-- Begin Material to process --

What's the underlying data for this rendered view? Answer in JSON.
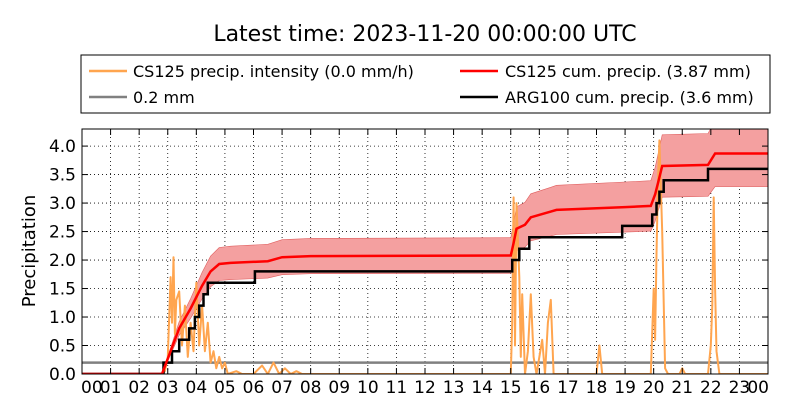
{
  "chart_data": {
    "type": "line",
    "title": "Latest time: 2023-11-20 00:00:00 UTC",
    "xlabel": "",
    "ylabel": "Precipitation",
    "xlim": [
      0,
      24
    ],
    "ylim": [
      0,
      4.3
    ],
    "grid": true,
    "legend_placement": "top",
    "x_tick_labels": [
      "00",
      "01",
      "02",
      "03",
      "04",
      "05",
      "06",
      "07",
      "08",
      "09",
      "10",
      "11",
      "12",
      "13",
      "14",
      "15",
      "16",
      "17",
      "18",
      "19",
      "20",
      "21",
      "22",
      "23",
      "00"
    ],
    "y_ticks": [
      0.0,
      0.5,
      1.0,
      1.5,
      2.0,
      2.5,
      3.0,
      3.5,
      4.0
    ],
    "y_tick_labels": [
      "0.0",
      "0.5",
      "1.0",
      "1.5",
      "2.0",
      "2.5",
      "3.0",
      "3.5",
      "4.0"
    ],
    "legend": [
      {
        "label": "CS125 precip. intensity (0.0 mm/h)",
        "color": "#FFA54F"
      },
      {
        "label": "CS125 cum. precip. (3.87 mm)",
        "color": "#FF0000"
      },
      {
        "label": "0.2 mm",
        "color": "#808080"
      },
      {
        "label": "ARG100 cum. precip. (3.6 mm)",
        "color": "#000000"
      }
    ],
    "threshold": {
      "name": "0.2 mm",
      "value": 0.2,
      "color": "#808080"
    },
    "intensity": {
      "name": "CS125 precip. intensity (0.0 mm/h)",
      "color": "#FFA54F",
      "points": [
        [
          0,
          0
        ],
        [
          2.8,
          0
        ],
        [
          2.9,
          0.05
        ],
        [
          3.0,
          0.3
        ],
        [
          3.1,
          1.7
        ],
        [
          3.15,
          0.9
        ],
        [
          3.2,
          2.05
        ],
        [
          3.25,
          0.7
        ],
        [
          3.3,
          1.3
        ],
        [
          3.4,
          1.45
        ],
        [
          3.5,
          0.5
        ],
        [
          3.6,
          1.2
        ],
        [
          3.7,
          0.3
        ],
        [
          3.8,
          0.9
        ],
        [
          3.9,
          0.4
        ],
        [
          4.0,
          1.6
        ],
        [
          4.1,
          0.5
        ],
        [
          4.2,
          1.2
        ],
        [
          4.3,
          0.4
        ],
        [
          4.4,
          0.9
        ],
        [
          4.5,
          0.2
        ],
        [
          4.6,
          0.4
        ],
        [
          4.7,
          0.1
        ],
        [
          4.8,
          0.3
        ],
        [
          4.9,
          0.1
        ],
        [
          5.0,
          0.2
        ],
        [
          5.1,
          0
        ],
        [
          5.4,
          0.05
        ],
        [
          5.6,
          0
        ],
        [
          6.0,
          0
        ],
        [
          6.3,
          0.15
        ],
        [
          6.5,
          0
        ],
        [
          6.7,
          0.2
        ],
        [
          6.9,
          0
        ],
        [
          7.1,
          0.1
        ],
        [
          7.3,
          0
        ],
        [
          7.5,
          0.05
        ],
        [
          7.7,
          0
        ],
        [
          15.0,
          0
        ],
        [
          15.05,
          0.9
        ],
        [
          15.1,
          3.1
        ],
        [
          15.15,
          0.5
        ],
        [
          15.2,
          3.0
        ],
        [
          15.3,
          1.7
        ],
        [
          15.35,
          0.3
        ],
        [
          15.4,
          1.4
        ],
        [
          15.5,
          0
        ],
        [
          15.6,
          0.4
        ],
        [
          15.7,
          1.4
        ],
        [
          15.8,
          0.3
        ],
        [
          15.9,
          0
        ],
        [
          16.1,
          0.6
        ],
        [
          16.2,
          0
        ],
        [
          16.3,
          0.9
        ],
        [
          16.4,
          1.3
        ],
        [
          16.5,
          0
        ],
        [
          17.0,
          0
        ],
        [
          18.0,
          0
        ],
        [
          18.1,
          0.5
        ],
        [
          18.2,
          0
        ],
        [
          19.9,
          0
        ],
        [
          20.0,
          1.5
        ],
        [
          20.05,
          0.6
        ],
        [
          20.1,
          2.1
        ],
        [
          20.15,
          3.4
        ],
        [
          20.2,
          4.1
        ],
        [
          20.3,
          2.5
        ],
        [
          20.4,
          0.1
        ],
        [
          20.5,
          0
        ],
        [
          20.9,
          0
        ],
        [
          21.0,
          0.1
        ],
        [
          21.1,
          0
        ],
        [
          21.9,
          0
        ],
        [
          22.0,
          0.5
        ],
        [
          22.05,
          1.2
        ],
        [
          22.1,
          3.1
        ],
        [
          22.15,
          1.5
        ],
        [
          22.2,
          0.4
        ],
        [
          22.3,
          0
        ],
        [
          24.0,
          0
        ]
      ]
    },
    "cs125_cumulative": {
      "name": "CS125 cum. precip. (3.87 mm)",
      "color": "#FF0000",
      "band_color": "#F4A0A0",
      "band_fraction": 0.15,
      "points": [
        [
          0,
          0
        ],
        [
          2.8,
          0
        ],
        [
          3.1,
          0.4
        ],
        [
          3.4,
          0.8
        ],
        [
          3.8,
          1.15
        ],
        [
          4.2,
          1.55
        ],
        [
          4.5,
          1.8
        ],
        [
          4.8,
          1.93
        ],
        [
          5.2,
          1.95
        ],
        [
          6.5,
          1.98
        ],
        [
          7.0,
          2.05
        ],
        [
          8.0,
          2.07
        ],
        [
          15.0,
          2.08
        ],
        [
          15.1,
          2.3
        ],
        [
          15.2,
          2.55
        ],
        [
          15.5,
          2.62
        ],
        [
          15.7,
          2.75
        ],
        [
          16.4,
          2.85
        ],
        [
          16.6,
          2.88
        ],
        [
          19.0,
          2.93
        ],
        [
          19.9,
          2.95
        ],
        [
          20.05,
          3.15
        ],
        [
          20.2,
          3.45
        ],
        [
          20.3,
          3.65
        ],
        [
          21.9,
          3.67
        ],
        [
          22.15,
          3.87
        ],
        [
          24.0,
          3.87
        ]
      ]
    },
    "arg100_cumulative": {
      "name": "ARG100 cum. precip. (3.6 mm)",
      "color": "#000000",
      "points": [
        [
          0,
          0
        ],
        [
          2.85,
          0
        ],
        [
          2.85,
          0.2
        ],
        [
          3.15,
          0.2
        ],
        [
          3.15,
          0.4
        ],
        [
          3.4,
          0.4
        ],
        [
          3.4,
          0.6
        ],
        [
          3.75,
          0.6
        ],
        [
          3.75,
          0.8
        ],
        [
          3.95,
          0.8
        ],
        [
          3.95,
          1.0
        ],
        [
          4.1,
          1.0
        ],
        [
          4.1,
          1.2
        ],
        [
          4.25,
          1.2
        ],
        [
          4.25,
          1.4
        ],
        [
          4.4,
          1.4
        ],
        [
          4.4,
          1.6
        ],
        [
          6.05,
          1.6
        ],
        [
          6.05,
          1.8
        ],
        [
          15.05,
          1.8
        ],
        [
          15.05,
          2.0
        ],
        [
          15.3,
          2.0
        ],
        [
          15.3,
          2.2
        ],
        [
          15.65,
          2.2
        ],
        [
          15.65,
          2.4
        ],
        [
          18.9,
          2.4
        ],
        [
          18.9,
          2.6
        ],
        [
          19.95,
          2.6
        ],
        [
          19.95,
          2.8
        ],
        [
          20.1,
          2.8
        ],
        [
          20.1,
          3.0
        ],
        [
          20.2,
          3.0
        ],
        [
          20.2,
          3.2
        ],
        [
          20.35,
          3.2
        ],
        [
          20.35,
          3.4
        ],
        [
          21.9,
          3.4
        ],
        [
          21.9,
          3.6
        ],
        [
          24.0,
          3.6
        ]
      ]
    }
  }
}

-- End Material to process --

Task objective:
Copy every line of the records above that holds the word "intensity".

Response for this exercise:
        "label": "CS125 precip. intensity (0.0 mm/h)",
    "intensity": {
      "name": "CS125 precip. intensity (0.0 mm/h)",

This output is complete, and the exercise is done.